*** GIVEN RECORDS ***

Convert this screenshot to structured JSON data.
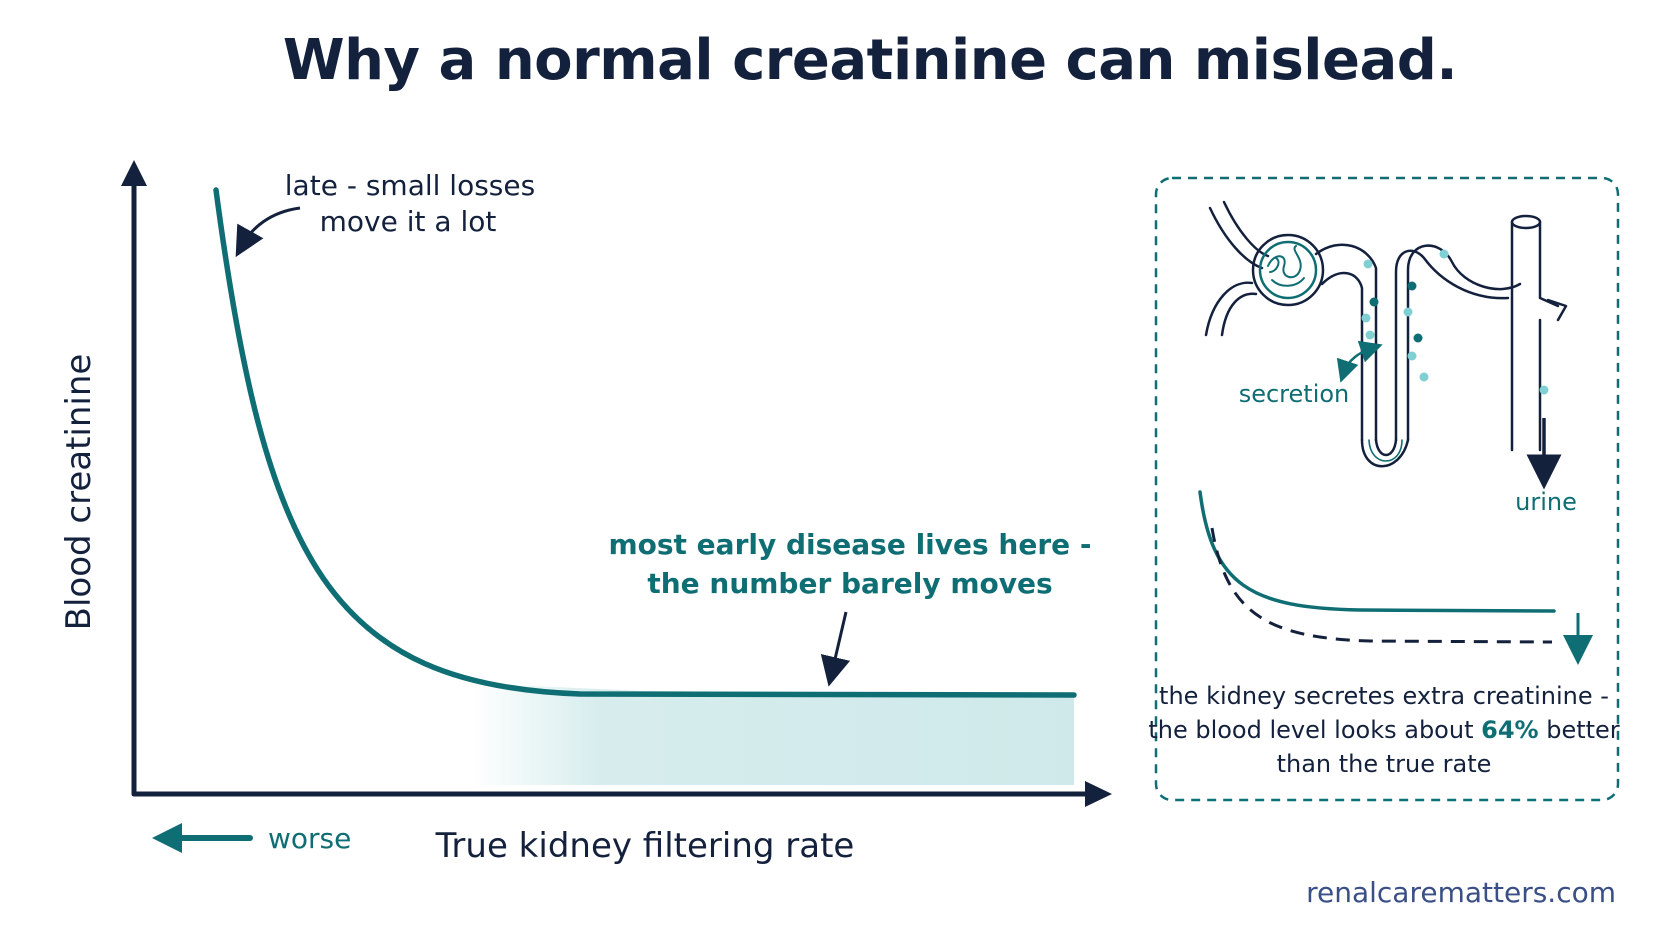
{
  "title": "Why a normal creatinine can mislead.",
  "main_chart": {
    "y_axis_label": "Blood creatinine",
    "x_axis_label": "True kidney filtering rate",
    "direction_label": "worse",
    "annotation_late_line1": "late - small losses",
    "annotation_late_line2": "move it a lot",
    "annotation_early_line1": "most early disease lives here -",
    "annotation_early_line2": "the number barely moves"
  },
  "inset": {
    "secretion_label": "secretion",
    "urine_label": "urine",
    "caption_line1": "the kidney secretes extra creatinine -",
    "caption_line2_pre": "the blood level looks about ",
    "caption_line2_highlight": "64%",
    "caption_line2_post": " better",
    "caption_line3": "than the true rate"
  },
  "footer_url": "renalcarematters.com",
  "colors": {
    "navy": "#14213d",
    "teal": "#0f6e73",
    "light_teal": "#cfe9ea",
    "dot_teal": "#7fcfd3",
    "url_blue": "#3a4f86"
  }
}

***

Copy out all of the material exactly as written, without its pictures.

__RESPONSE__:
Convert this screenshot to structured JSON data.
{
  "title": "Why a normal creatinine can mislead.",
  "main_chart": {
    "y_axis_label": "Blood creatinine",
    "x_axis_label": "True kidney filtering rate",
    "direction_label": "worse",
    "annotation_late_line1": "late - small losses",
    "annotation_late_line2": "move it a lot",
    "annotation_early_line1": "most early disease lives here -",
    "annotation_early_line2": "the number barely moves"
  },
  "inset": {
    "secretion_label": "secretion",
    "urine_label": "urine",
    "caption_line1": "the kidney secretes extra creatinine -",
    "caption_line2_pre": "the blood level looks about ",
    "caption_line2_highlight": "64%",
    "caption_line2_post": " better",
    "caption_line3": "than the true rate"
  },
  "footer_url": "renalcarematters.com",
  "colors": {
    "navy": "#14213d",
    "teal": "#0f6e73",
    "light_teal": "#cfe9ea",
    "dot_teal": "#7fcfd3",
    "url_blue": "#3a4f86"
  }
}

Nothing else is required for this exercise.